Give back the full listing, character for character, with no pictures.
--- START OF Records shown ---
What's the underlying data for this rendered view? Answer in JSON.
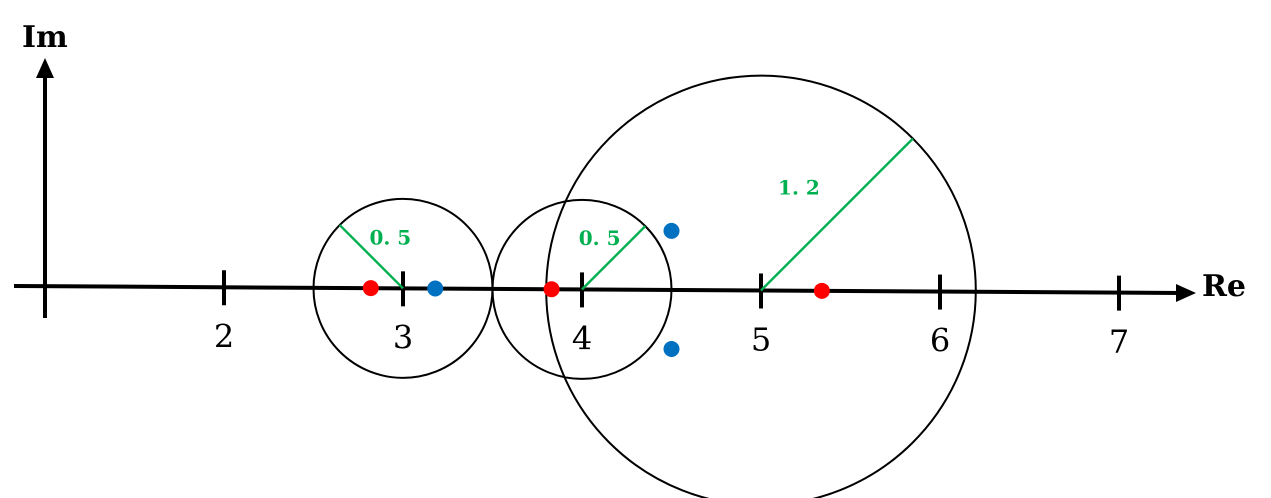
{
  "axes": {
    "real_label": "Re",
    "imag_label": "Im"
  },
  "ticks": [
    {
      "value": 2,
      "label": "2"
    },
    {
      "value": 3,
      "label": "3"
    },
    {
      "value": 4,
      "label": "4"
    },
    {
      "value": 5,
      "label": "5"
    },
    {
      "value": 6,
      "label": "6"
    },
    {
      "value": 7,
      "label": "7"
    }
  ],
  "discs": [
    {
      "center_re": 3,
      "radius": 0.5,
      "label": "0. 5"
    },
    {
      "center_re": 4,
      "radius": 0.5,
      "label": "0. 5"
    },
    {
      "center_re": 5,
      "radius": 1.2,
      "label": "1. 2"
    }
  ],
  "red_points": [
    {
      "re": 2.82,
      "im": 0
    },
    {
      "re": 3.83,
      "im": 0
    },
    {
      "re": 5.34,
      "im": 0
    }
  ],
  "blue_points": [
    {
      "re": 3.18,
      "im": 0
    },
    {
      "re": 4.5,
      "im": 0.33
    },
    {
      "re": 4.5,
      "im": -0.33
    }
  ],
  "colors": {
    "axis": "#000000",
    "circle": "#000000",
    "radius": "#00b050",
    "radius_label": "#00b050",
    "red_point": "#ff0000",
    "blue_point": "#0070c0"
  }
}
--- END OF Records shown ---
Response to this exercise
What's the underlying data for this rendered view? Answer in JSON.
{
  "axes": {
    "real_label": "Re",
    "imag_label": "Im"
  },
  "ticks": [
    {
      "value": 2,
      "label": "2"
    },
    {
      "value": 3,
      "label": "3"
    },
    {
      "value": 4,
      "label": "4"
    },
    {
      "value": 5,
      "label": "5"
    },
    {
      "value": 6,
      "label": "6"
    },
    {
      "value": 7,
      "label": "7"
    }
  ],
  "discs": [
    {
      "center_re": 3,
      "radius": 0.5,
      "label": "0. 5"
    },
    {
      "center_re": 4,
      "radius": 0.5,
      "label": "0. 5"
    },
    {
      "center_re": 5,
      "radius": 1.2,
      "label": "1. 2"
    }
  ],
  "red_points": [
    {
      "re": 2.82,
      "im": 0
    },
    {
      "re": 3.83,
      "im": 0
    },
    {
      "re": 5.34,
      "im": 0
    }
  ],
  "blue_points": [
    {
      "re": 3.18,
      "im": 0
    },
    {
      "re": 4.5,
      "im": 0.33
    },
    {
      "re": 4.5,
      "im": -0.33
    }
  ],
  "colors": {
    "axis": "#000000",
    "circle": "#000000",
    "radius": "#00b050",
    "radius_label": "#00b050",
    "red_point": "#ff0000",
    "blue_point": "#0070c0"
  }
}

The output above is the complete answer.